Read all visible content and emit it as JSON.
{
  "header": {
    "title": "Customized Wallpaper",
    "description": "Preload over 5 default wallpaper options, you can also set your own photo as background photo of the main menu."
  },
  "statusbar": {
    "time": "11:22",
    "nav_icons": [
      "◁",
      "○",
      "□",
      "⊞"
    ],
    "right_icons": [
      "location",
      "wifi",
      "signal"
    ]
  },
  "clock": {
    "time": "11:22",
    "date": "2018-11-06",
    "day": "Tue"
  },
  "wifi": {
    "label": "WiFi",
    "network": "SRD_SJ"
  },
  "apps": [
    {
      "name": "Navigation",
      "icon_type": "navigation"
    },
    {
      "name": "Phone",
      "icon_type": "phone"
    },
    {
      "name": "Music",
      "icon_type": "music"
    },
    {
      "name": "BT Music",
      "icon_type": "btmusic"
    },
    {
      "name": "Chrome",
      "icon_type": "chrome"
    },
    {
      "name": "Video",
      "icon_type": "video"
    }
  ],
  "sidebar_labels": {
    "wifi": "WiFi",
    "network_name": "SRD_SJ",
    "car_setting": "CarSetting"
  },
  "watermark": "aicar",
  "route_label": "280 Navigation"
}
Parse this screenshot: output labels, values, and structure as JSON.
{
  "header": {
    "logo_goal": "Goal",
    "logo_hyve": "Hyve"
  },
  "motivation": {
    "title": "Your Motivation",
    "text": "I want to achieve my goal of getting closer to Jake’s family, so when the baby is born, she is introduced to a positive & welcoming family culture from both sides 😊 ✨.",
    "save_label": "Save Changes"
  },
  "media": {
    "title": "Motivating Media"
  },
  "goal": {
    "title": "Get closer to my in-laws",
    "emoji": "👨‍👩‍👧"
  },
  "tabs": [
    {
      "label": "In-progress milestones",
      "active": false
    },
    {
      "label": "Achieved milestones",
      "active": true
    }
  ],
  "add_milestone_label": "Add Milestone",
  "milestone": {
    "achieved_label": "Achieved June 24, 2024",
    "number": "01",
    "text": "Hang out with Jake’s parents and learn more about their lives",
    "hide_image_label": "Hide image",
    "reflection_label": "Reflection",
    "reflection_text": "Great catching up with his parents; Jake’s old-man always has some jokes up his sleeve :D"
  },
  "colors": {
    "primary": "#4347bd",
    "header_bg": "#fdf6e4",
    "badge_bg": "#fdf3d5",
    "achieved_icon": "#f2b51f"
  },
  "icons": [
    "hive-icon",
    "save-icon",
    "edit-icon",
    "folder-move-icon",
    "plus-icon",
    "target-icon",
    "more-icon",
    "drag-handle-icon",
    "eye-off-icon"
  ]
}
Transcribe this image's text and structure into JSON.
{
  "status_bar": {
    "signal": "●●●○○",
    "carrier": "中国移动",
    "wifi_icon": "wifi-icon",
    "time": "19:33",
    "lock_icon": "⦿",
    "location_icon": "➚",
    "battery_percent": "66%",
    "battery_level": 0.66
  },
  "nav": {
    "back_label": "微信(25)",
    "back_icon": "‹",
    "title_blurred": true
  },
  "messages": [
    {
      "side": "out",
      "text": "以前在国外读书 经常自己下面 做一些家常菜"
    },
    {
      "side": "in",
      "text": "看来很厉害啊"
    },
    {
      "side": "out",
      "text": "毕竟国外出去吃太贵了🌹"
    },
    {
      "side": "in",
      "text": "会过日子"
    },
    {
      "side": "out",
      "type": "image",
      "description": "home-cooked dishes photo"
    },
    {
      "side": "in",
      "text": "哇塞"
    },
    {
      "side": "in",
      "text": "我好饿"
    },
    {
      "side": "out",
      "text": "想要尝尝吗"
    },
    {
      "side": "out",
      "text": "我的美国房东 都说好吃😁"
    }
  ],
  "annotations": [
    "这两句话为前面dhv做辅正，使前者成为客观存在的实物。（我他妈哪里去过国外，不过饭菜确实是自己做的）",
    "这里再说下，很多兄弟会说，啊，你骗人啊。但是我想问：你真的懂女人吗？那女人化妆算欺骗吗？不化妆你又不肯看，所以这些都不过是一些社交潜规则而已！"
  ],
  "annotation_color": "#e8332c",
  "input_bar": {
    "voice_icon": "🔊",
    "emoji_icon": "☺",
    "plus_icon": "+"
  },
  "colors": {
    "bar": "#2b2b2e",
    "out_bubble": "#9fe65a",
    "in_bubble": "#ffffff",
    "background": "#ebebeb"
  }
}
^^^^
# Exercise brief
Output the records verbatim, from the first line to the last.

# Task output
Read all visible content and emit it as JSON.
{
  "header": {
    "title": "Customized Wallpaper",
    "description": "Preload over 5 default wallpaper options, you can also set your own photo as background photo of the main menu."
  },
  "statusbar": {
    "time": "11:22",
    "nav_icons": [
      "◁",
      "○",
      "□",
      "⊞"
    ],
    "right_icons": [
      "location",
      "wifi",
      "signal"
    ]
  },
  "clock": {
    "time": "11:22",
    "date": "2018-11-06",
    "day": "Tue"
  },
  "wifi": {
    "label": "WiFi",
    "network": "SRD_SJ"
  },
  "apps": [
    {
      "name": "Navigation",
      "icon_type": "navigation"
    },
    {
      "name": "Phone",
      "icon_type": "phone"
    },
    {
      "name": "Music",
      "icon_type": "music"
    },
    {
      "name": "BT Music",
      "icon_type": "btmusic"
    },
    {
      "name": "Chrome",
      "icon_type": "chrome"
    },
    {
      "name": "Video",
      "icon_type": "video"
    }
  ],
  "sidebar_labels": {
    "wifi": "WiFi",
    "network_name": "SRD_SJ",
    "car_setting": "CarSetting"
  },
  "watermark": "aicar",
  "route_label": "280 Navigation"
}
Parse this screenshot: output labels, values, and structure as JSON.
{
  "header": {
    "logo_goal": "Goal",
    "logo_hyve": "Hyve"
  },
  "motivation": {
    "title": "Your Motivation",
    "text": "I want to achieve my goal of getting closer to Jake’s family, so when the baby is born, she is introduced to a positive & welcoming family culture from both sides 😊 ✨.",
    "save_label": "Save Changes"
  },
  "media": {
    "title": "Motivating Media"
  },
  "goal": {
    "title": "Get closer to my in-laws",
    "emoji": "👨‍👩‍👧"
  },
  "tabs": [
    {
      "label": "In-progress milestones",
      "active": false
    },
    {
      "label": "Achieved milestones",
      "active": true
    }
  ],
  "add_milestone_label": "Add Milestone",
  "milestone": {
    "achieved_label": "Achieved June 24, 2024",
    "number": "01",
    "text": "Hang out with Jake’s parents and learn more about their lives",
    "hide_image_label": "Hide image",
    "reflection_label": "Reflection",
    "reflection_text": "Great catching up with his parents; Jake’s old-man always has some jokes up his sleeve :D"
  },
  "colors": {
    "primary": "#4347bd",
    "header_bg": "#fdf6e4",
    "badge_bg": "#fdf3d5",
    "achieved_icon": "#f2b51f"
  },
  "icons": [
    "hive-icon",
    "save-icon",
    "edit-icon",
    "folder-move-icon",
    "plus-icon",
    "target-icon",
    "more-icon",
    "drag-handle-icon",
    "eye-off-icon"
  ]
}
Transcribe this image's text and structure into JSON.
{
  "status_bar": {
    "signal": "●●●○○",
    "carrier": "中国移动",
    "wifi_icon": "wifi-icon",
    "time": "19:33",
    "lock_icon": "⦿",
    "location_icon": "➚",
    "battery_percent": "66%",
    "battery_level": 0.66
  },
  "nav": {
    "back_label": "微信(25)",
    "back_icon": "‹",
    "title_blurred": true
  },
  "messages": [
    {
      "side": "out",
      "text": "以前在国外读书 经常自己下面 做一些家常菜"
    },
    {
      "side": "in",
      "text": "看来很厉害啊"
    },
    {
      "side": "out",
      "text": "毕竟国外出去吃太贵了🌹"
    },
    {
      "side": "in",
      "text": "会过日子"
    },
    {
      "side": "out",
      "type": "image",
      "description": "home-cooked dishes photo"
    },
    {
      "side": "in",
      "text": "哇塞"
    },
    {
      "side": "in",
      "text": "我好饿"
    },
    {
      "side": "out",
      "text": "想要尝尝吗"
    },
    {
      "side": "out",
      "text": "我的美国房东 都说好吃😁"
    }
  ],
  "annotations": [
    "这两句话为前面dhv做辅正，使前者成为客观存在的实物。（我他妈哪里去过国外，不过饭菜确实是自己做的）",
    "这里再说下，很多兄弟会说，啊，你骗人啊。但是我想问：你真的懂女人吗？那女人化妆算欺骗吗？不化妆你又不肯看，所以这些都不过是一些社交潜规则而已！"
  ],
  "annotation_color": "#e8332c",
  "input_bar": {
    "voice_icon": "🔊",
    "emoji_icon": "☺",
    "plus_icon": "+"
  },
  "colors": {
    "bar": "#2b2b2e",
    "out_bubble": "#9fe65a",
    "in_bubble": "#ffffff",
    "background": "#ebebeb"
  }
}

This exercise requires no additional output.